[Dataset entries]
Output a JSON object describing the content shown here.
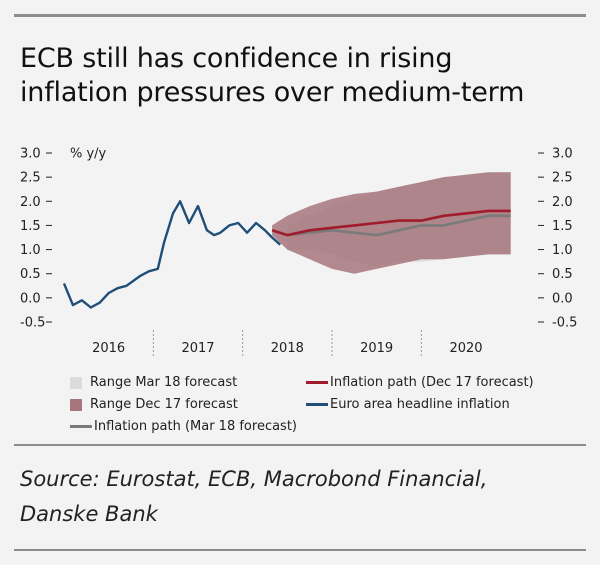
{
  "title_lines": [
    "ECB still has confidence in rising",
    "inflation pressures over medium-term"
  ],
  "source_lines": [
    "Source: Eurostat, ECB, Macrobond Financial,",
    "Danske Bank"
  ],
  "colors": {
    "headline": "#1f4e79",
    "dec17_path": "#a01c2c",
    "mar18_path": "#7a7a7a",
    "dec17_range": "#a6757d",
    "mar18_range": "#dcdcdc"
  },
  "chart_data": {
    "type": "line",
    "title": "",
    "ylabel": "% y/y",
    "ylim": [
      -0.5,
      3.0
    ],
    "xlim": [
      2015.5,
      2020.75
    ],
    "y_ticks": [
      "3.0",
      "2.5",
      "2.0",
      "1.5",
      "1.0",
      "0.5",
      "0.0",
      "-0.5"
    ],
    "x_ticks": [
      "2016",
      "2017",
      "2018",
      "2019",
      "2020"
    ],
    "legend": [
      {
        "label": "Range Mar 18 forecast",
        "kind": "area",
        "color": "#dcdcdc"
      },
      {
        "label": "Inflation path (Dec 17 forecast)",
        "kind": "line",
        "color": "#a01c2c"
      },
      {
        "label": "Range Dec 17 forecast",
        "kind": "area",
        "color": "#a6757d"
      },
      {
        "label": "Euro area headline inflation",
        "kind": "line",
        "color": "#1f4e79"
      },
      {
        "label": "Inflation path (Mar 18 forecast)",
        "kind": "line",
        "color": "#7a7a7a"
      }
    ],
    "series": [
      {
        "name": "Euro area headline inflation",
        "x": [
          2015.5,
          2015.6,
          2015.7,
          2015.8,
          2015.9,
          2016.0,
          2016.1,
          2016.2,
          2016.35,
          2016.45,
          2016.55,
          2016.62,
          2016.72,
          2016.8,
          2016.9,
          2017.0,
          2017.1,
          2017.18,
          2017.25,
          2017.35,
          2017.45,
          2017.55,
          2017.65,
          2017.75,
          2017.83,
          2017.92
        ],
        "y": [
          0.3,
          -0.15,
          -0.05,
          -0.2,
          -0.1,
          0.1,
          0.2,
          0.25,
          0.45,
          0.55,
          0.6,
          1.15,
          1.75,
          2.0,
          1.55,
          1.9,
          1.4,
          1.3,
          1.35,
          1.5,
          1.55,
          1.35,
          1.55,
          1.4,
          1.25,
          1.1
        ]
      },
      {
        "name": "Inflation path (Dec 17 forecast)",
        "x": [
          2017.83,
          2018.0,
          2018.25,
          2018.5,
          2018.75,
          2019.0,
          2019.25,
          2019.5,
          2019.75,
          2020.0,
          2020.25,
          2020.5
        ],
        "y": [
          1.4,
          1.3,
          1.4,
          1.45,
          1.5,
          1.55,
          1.6,
          1.6,
          1.7,
          1.75,
          1.8,
          1.8
        ]
      },
      {
        "name": "Inflation path (Mar 18 forecast)",
        "x": [
          2018.0,
          2018.25,
          2018.5,
          2018.75,
          2019.0,
          2019.25,
          2019.5,
          2019.75,
          2020.0,
          2020.25,
          2020.5
        ],
        "y": [
          1.3,
          1.35,
          1.4,
          1.35,
          1.3,
          1.4,
          1.5,
          1.5,
          1.6,
          1.7,
          1.7
        ]
      },
      {
        "name": "Range Dec 17 forecast",
        "x": [
          2017.83,
          2018.0,
          2018.25,
          2018.5,
          2018.75,
          2019.0,
          2019.25,
          2019.5,
          2019.75,
          2020.0,
          2020.25,
          2020.5
        ],
        "low": [
          1.3,
          1.0,
          0.8,
          0.6,
          0.5,
          0.6,
          0.7,
          0.8,
          0.8,
          0.85,
          0.9,
          0.9
        ],
        "high": [
          1.5,
          1.7,
          1.9,
          2.05,
          2.15,
          2.2,
          2.3,
          2.4,
          2.5,
          2.55,
          2.6,
          2.6
        ]
      },
      {
        "name": "Range Mar 18 forecast",
        "x": [
          2018.0,
          2018.25,
          2018.5,
          2018.75,
          2019.0,
          2019.25,
          2019.5,
          2019.75,
          2020.0,
          2020.25,
          2020.5
        ],
        "low": [
          1.0,
          1.0,
          0.9,
          0.75,
          0.65,
          0.75,
          0.75,
          0.8,
          0.85,
          0.9,
          0.9
        ],
        "high": [
          1.5,
          1.7,
          1.9,
          2.05,
          2.2,
          2.3,
          2.4,
          2.5,
          2.55,
          2.6,
          2.6
        ]
      }
    ]
  }
}
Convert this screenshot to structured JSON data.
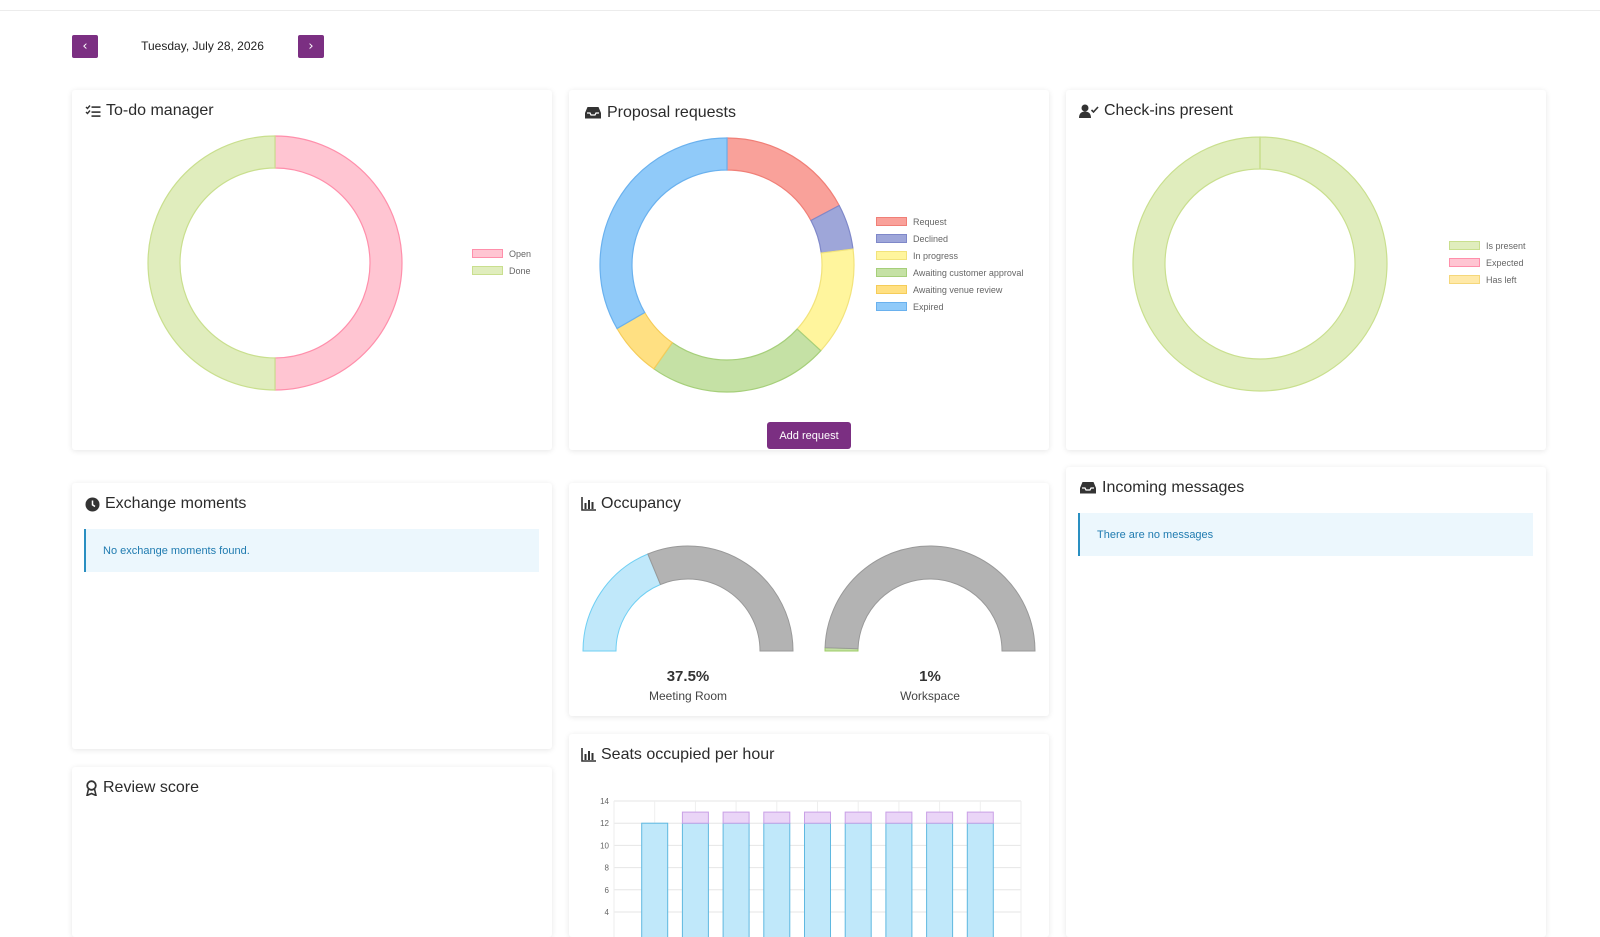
{
  "header": {
    "date": "Tuesday, July 28, 2026"
  },
  "colors": {
    "accent": "#7b2f82",
    "info_bg": "#ecf7fd",
    "info_text": "#1f7bb0"
  },
  "todo": {
    "title": "To-do manager",
    "icon": "list-check-icon"
  },
  "proposals": {
    "title": "Proposal requests",
    "icon": "inbox-icon",
    "add_label": "Add request"
  },
  "checkins": {
    "title": "Check-ins present",
    "icon": "user-check-icon"
  },
  "exchange": {
    "title": "Exchange moments",
    "icon": "clock-icon",
    "empty_text": "No exchange moments found."
  },
  "occupancy": {
    "title": "Occupancy",
    "icon": "bar-chart-icon",
    "gauges": [
      {
        "value": "37.5%",
        "label": "Meeting Room"
      },
      {
        "value": "1%",
        "label": "Workspace"
      }
    ]
  },
  "messages": {
    "title": "Incoming messages",
    "icon": "inbox-icon",
    "empty_text": "There are no messages"
  },
  "seats": {
    "title": "Seats occupied per hour",
    "icon": "bar-chart-icon"
  },
  "review": {
    "title": "Review score",
    "icon": "award-icon"
  },
  "chart_data": [
    {
      "type": "pie",
      "categories": [
        "Open",
        "Done"
      ],
      "values": [
        50,
        50
      ],
      "colors": [
        "#ffc5d2",
        "#e0edbd"
      ],
      "borders": [
        "#ff8fab",
        "#c9df8e"
      ],
      "legend": "right"
    },
    {
      "type": "pie",
      "categories": [
        "Request",
        "Declined",
        "In progress",
        "Awaiting customer approval",
        "Awaiting venue review",
        "Expired"
      ],
      "values": [
        15,
        5,
        12,
        20,
        6,
        29
      ],
      "colors": [
        "#f9a19a",
        "#9ea6d9",
        "#fff59d",
        "#c5e1a5",
        "#ffe082",
        "#90caf9"
      ],
      "borders": [
        "#f07f77",
        "#7f88c9",
        "#f2e37b",
        "#a6cf7a",
        "#f5cc59",
        "#6ab1ee"
      ],
      "legend": "right"
    },
    {
      "type": "pie",
      "categories": [
        "Is present",
        "Expected",
        "Has left"
      ],
      "values": [
        100,
        0,
        0
      ],
      "colors": [
        "#e0edbd",
        "#ffc5d2",
        "#ffe9a8"
      ],
      "borders": [
        "#c9df8e",
        "#ff8fab",
        "#f5d77a"
      ],
      "legend": "right"
    },
    {
      "type": "gauge",
      "categories": [
        "Meeting Room",
        "Workspace"
      ],
      "values": [
        37.5,
        1
      ],
      "colors": [
        "#c0e8fa",
        "#b3b3b3"
      ]
    },
    {
      "type": "bar",
      "stacked": true,
      "categories": [
        "",
        "",
        "",
        "",
        "",
        "",
        "",
        "",
        ""
      ],
      "series": [
        {
          "values": [
            12,
            12,
            12,
            12,
            12,
            12,
            12,
            12,
            12
          ],
          "color": "#c0e8fa"
        },
        {
          "values": [
            0,
            1,
            1,
            1,
            1,
            1,
            1,
            1,
            1
          ],
          "color": "#ead5f7"
        }
      ],
      "yticks": [
        4,
        6,
        8,
        10,
        12,
        14
      ],
      "ylim": [
        0,
        14
      ],
      "grid": true
    }
  ]
}
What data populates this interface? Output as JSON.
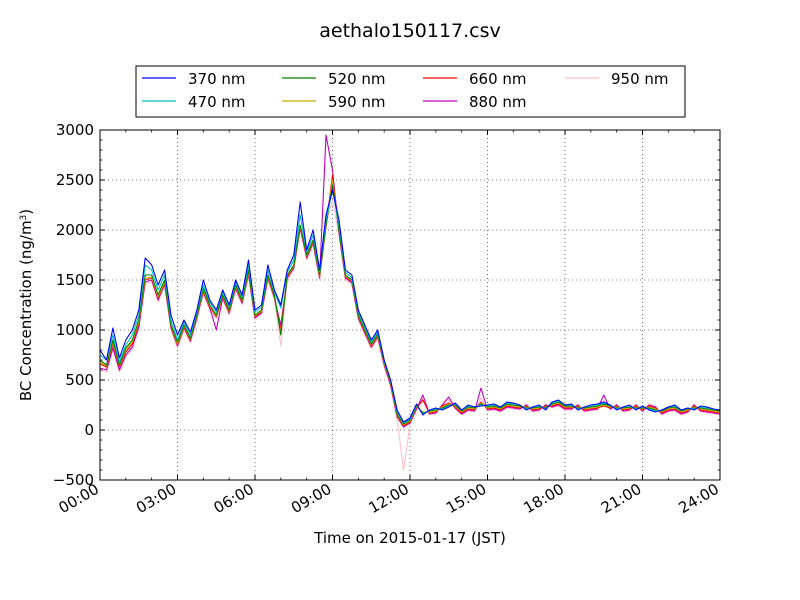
{
  "chart_data": {
    "type": "line",
    "title": "aethalo150117.csv",
    "xlabel": "Time on 2015-01-17 (JST)",
    "ylabel": "BC Concentration (ng/m",
    "ylabel_superscript": "3",
    "ylabel_suffix": ")",
    "x_unit": "hour",
    "xlim": [
      0,
      24
    ],
    "ylim": [
      -500,
      3000
    ],
    "x_ticks": [
      0,
      3,
      6,
      9,
      12,
      15,
      18,
      21,
      24
    ],
    "x_tick_labels": [
      "00:00",
      "03:00",
      "06:00",
      "09:00",
      "12:00",
      "15:00",
      "18:00",
      "21:00",
      "24:00"
    ],
    "y_ticks": [
      -500,
      0,
      500,
      1000,
      1500,
      2000,
      2500,
      3000
    ],
    "y_tick_labels": [
      "−500",
      "0",
      "500",
      "1000",
      "1500",
      "2000",
      "2500",
      "3000"
    ],
    "grid": true,
    "legend_position": "top-center",
    "x": [
      0.0,
      0.25,
      0.5,
      0.75,
      1.0,
      1.25,
      1.5,
      1.75,
      2.0,
      2.25,
      2.5,
      2.75,
      3.0,
      3.25,
      3.5,
      3.75,
      4.0,
      4.25,
      4.5,
      4.75,
      5.0,
      5.25,
      5.5,
      5.75,
      6.0,
      6.25,
      6.5,
      6.75,
      7.0,
      7.25,
      7.5,
      7.75,
      8.0,
      8.25,
      8.5,
      8.75,
      9.0,
      9.25,
      9.5,
      9.75,
      10.0,
      10.25,
      10.5,
      10.75,
      11.0,
      11.25,
      11.5,
      11.75,
      12.0,
      12.25,
      12.5,
      12.75,
      13.0,
      13.25,
      13.5,
      13.75,
      14.0,
      14.25,
      14.5,
      14.75,
      15.0,
      15.25,
      15.5,
      15.75,
      16.0,
      16.25,
      16.5,
      16.75,
      17.0,
      17.25,
      17.5,
      17.75,
      18.0,
      18.25,
      18.5,
      18.75,
      19.0,
      19.25,
      19.5,
      19.75,
      20.0,
      20.25,
      20.5,
      20.75,
      21.0,
      21.25,
      21.5,
      21.75,
      22.0,
      22.25,
      22.5,
      22.75,
      23.0,
      23.25,
      23.5,
      23.75,
      24.0
    ],
    "series": [
      {
        "name": "370 nm",
        "color": "#0000ff",
        "values": [
          800,
          700,
          1020,
          720,
          900,
          1000,
          1200,
          1720,
          1650,
          1450,
          1600,
          1150,
          950,
          1100,
          980,
          1200,
          1500,
          1300,
          1200,
          1400,
          1250,
          1500,
          1350,
          1700,
          1200,
          1250,
          1650,
          1400,
          1250,
          1600,
          1750,
          2280,
          1800,
          2000,
          1600,
          2150,
          2400,
          2100,
          1600,
          1550,
          1200,
          1050,
          900,
          1000,
          700,
          500,
          200,
          80,
          120,
          260,
          150,
          200,
          220,
          200,
          230,
          270,
          200,
          250,
          230,
          240,
          250,
          260,
          230,
          280,
          270,
          250,
          200,
          230,
          250,
          200,
          280,
          300,
          250,
          260,
          200,
          230,
          250,
          260,
          280,
          250,
          200,
          230,
          250,
          200,
          240,
          200,
          180,
          200,
          230,
          250,
          200,
          220,
          200,
          240,
          230,
          210,
          200
        ]
      },
      {
        "name": "470 nm",
        "color": "#00bfbf",
        "values": [
          750,
          700,
          950,
          680,
          850,
          950,
          1150,
          1650,
          1600,
          1400,
          1550,
          1100,
          900,
          1080,
          950,
          1180,
          1450,
          1280,
          1180,
          1380,
          1230,
          1480,
          1330,
          1650,
          1180,
          1230,
          1600,
          1380,
          1220,
          1580,
          1700,
          2150,
          1780,
          1950,
          1580,
          2100,
          2400,
          2050,
          1580,
          1520,
          1180,
          1030,
          880,
          980,
          690,
          490,
          180,
          70,
          110,
          250,
          160,
          200,
          210,
          210,
          240,
          260,
          200,
          240,
          230,
          250,
          240,
          250,
          230,
          270,
          260,
          250,
          210,
          230,
          240,
          210,
          270,
          290,
          250,
          250,
          210,
          230,
          240,
          250,
          270,
          250,
          210,
          230,
          240,
          210,
          230,
          210,
          190,
          200,
          230,
          240,
          200,
          220,
          210,
          230,
          220,
          210,
          200
        ]
      },
      {
        "name": "520 nm",
        "color": "#008000",
        "values": [
          700,
          650,
          900,
          650,
          820,
          900,
          1100,
          1550,
          1550,
          1350,
          1500,
          1050,
          880,
          1050,
          920,
          1150,
          1420,
          1250,
          1150,
          1350,
          1200,
          1450,
          1300,
          1600,
          1150,
          1200,
          1550,
          1350,
          950,
          1550,
          1650,
          2050,
          1750,
          1900,
          1550,
          2050,
          2450,
          2000,
          1550,
          1500,
          1150,
          1000,
          860,
          960,
          680,
          480,
          160,
          60,
          100,
          240,
          170,
          190,
          200,
          220,
          250,
          250,
          190,
          230,
          220,
          260,
          230,
          240,
          220,
          260,
          250,
          240,
          220,
          220,
          230,
          220,
          260,
          280,
          240,
          240,
          220,
          220,
          230,
          240,
          260,
          240,
          220,
          220,
          230,
          220,
          220,
          220,
          200,
          190,
          220,
          230,
          190,
          210,
          220,
          220,
          210,
          200,
          190
        ]
      },
      {
        "name": "590 nm",
        "color": "#ccaa00",
        "values": [
          680,
          640,
          880,
          640,
          800,
          880,
          1080,
          1520,
          1530,
          1330,
          1480,
          1040,
          860,
          1040,
          910,
          1140,
          1400,
          1240,
          1140,
          1340,
          1190,
          1440,
          1290,
          1580,
          1140,
          1190,
          1540,
          1340,
          970,
          1540,
          1640,
          2040,
          1740,
          1890,
          1540,
          2040,
          2500,
          1990,
          1540,
          1490,
          1140,
          990,
          850,
          950,
          670,
          470,
          150,
          50,
          90,
          230,
          180,
          180,
          190,
          230,
          260,
          240,
          180,
          220,
          210,
          270,
          220,
          230,
          210,
          250,
          240,
          230,
          230,
          210,
          220,
          230,
          250,
          270,
          230,
          230,
          230,
          210,
          220,
          230,
          250,
          230,
          230,
          210,
          220,
          230,
          210,
          230,
          210,
          180,
          210,
          220,
          180,
          200,
          230,
          210,
          200,
          190,
          180
        ]
      },
      {
        "name": "660 nm",
        "color": "#ff0000",
        "values": [
          660,
          630,
          860,
          630,
          780,
          860,
          1060,
          1500,
          1520,
          1320,
          1470,
          1030,
          850,
          1030,
          900,
          1130,
          1390,
          1230,
          1130,
          1330,
          1180,
          1430,
          1280,
          1570,
          1130,
          1180,
          1530,
          1330,
          1000,
          1530,
          1630,
          2030,
          1730,
          1880,
          1530,
          2030,
          2550,
          1980,
          1530,
          1480,
          1130,
          980,
          840,
          940,
          660,
          460,
          140,
          40,
          80,
          220,
          300,
          170,
          180,
          240,
          270,
          230,
          170,
          210,
          200,
          280,
          210,
          220,
          200,
          240,
          230,
          220,
          240,
          200,
          210,
          240,
          240,
          260,
          220,
          220,
          240,
          200,
          210,
          220,
          240,
          220,
          240,
          200,
          210,
          240,
          200,
          240,
          220,
          170,
          200,
          210,
          170,
          190,
          240,
          200,
          190,
          180,
          170
        ]
      },
      {
        "name": "880 nm",
        "color": "#bf00bf",
        "values": [
          620,
          600,
          820,
          600,
          750,
          830,
          1030,
          1480,
          1500,
          1300,
          1460,
          1020,
          840,
          1020,
          890,
          1120,
          1380,
          1220,
          1000,
          1320,
          1170,
          1420,
          1270,
          1560,
          1120,
          1170,
          1520,
          1320,
          1050,
          1520,
          1620,
          2020,
          1720,
          1870,
          1520,
          2950,
          2600,
          1970,
          1520,
          1470,
          1120,
          970,
          830,
          930,
          650,
          450,
          130,
          30,
          70,
          210,
          350,
          160,
          170,
          250,
          330,
          220,
          160,
          200,
          190,
          420,
          200,
          210,
          190,
          230,
          220,
          210,
          250,
          190,
          200,
          250,
          230,
          250,
          210,
          210,
          250,
          190,
          200,
          210,
          350,
          210,
          250,
          190,
          200,
          250,
          190,
          250,
          230,
          160,
          190,
          200,
          160,
          180,
          250,
          190,
          180,
          170,
          160
        ]
      },
      {
        "name": "950 nm",
        "color": "#ffc0cb",
        "values": [
          600,
          580,
          800,
          580,
          730,
          810,
          1010,
          1460,
          1480,
          1280,
          1440,
          1000,
          820,
          1000,
          870,
          1100,
          1360,
          1200,
          1120,
          1300,
          1150,
          1400,
          1250,
          1540,
          1100,
          1150,
          1500,
          1300,
          840,
          1500,
          1600,
          2000,
          1700,
          1850,
          1500,
          2050,
          2300,
          1950,
          1500,
          1450,
          1100,
          950,
          810,
          910,
          630,
          430,
          110,
          -400,
          60,
          200,
          320,
          150,
          160,
          260,
          300,
          210,
          150,
          190,
          180,
          330,
          190,
          200,
          180,
          220,
          210,
          200,
          260,
          180,
          190,
          260,
          220,
          240,
          200,
          200,
          260,
          180,
          190,
          200,
          300,
          200,
          260,
          180,
          190,
          260,
          180,
          260,
          240,
          150,
          180,
          190,
          150,
          170,
          260,
          180,
          170,
          160,
          150
        ]
      }
    ]
  }
}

» **Problem details**:
How many of these lines contain "Awaiting"? Write only the number.

» **Response to the exercise**:
2